## Set exercise
In the listing below, locate the lines bearing the word "размеры". Copy every one of them.

## Items from a dataset
------------------------

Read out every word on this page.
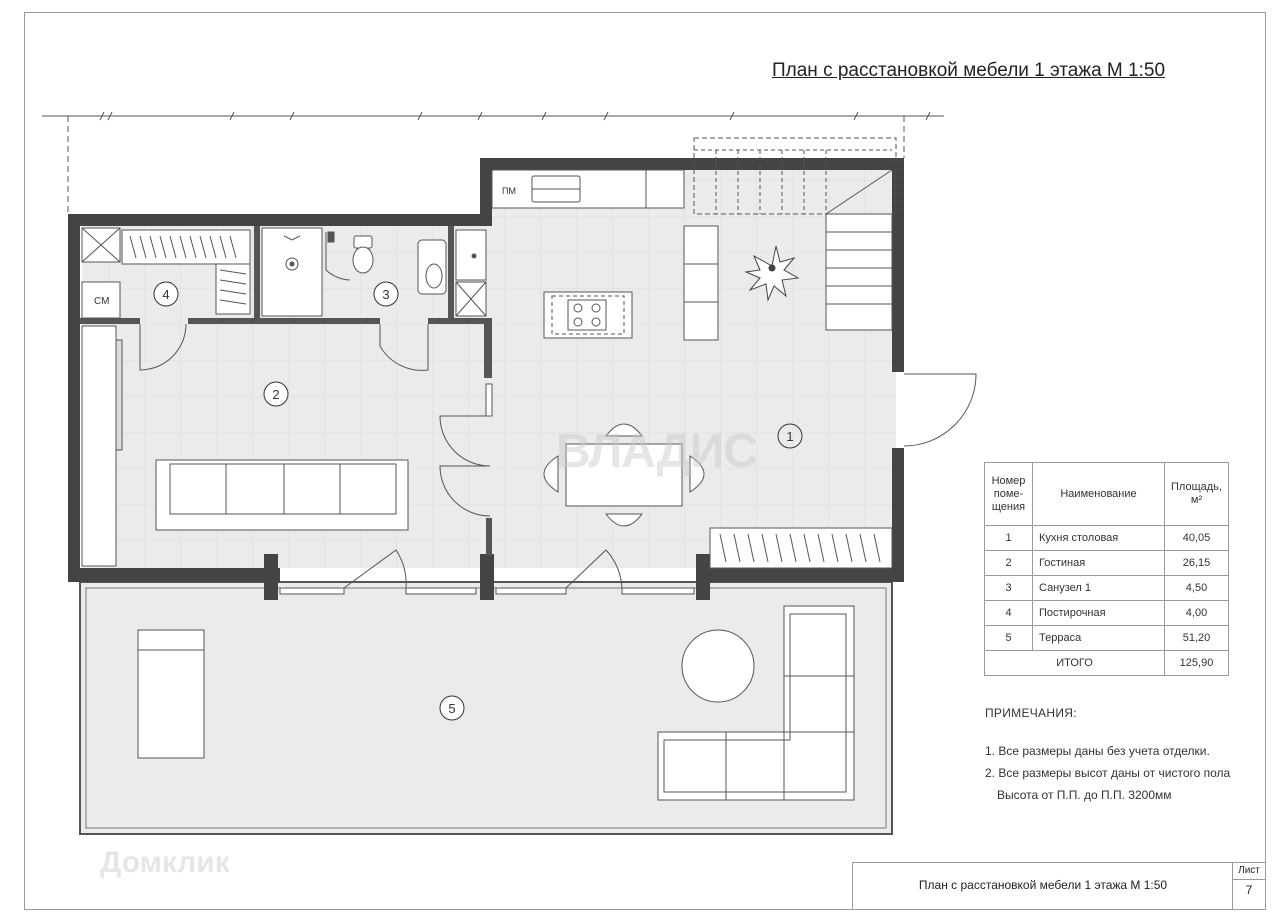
План с расстановкой мебели 1 этажа М 1:50
СМ
ПМ
1
2
3
4
5
ВЛАДИС
Домклик
Номер
поме-
щения	Наименование	Площадь, м²
1	Кухня столовая	40,05
2	Гостиная	26,15
3	Санузел 1	4,50
4	Постирочная	4,00
5	Терраса	51,20
ИТОГО		125,90
ПРИМЕЧАНИЯ:
1. Все размеры даны без учета отделки.
2. Все размеры высот даны от чистого пола
Высота от П.П. до П.П. 3200мм
План с расстановкой мебели 1 этажа М 1:50
Лист
7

------------------------

## Answer to this problem
1. Все размеры даны без учета отделки.
2. Все размеры высот даны от чистого пола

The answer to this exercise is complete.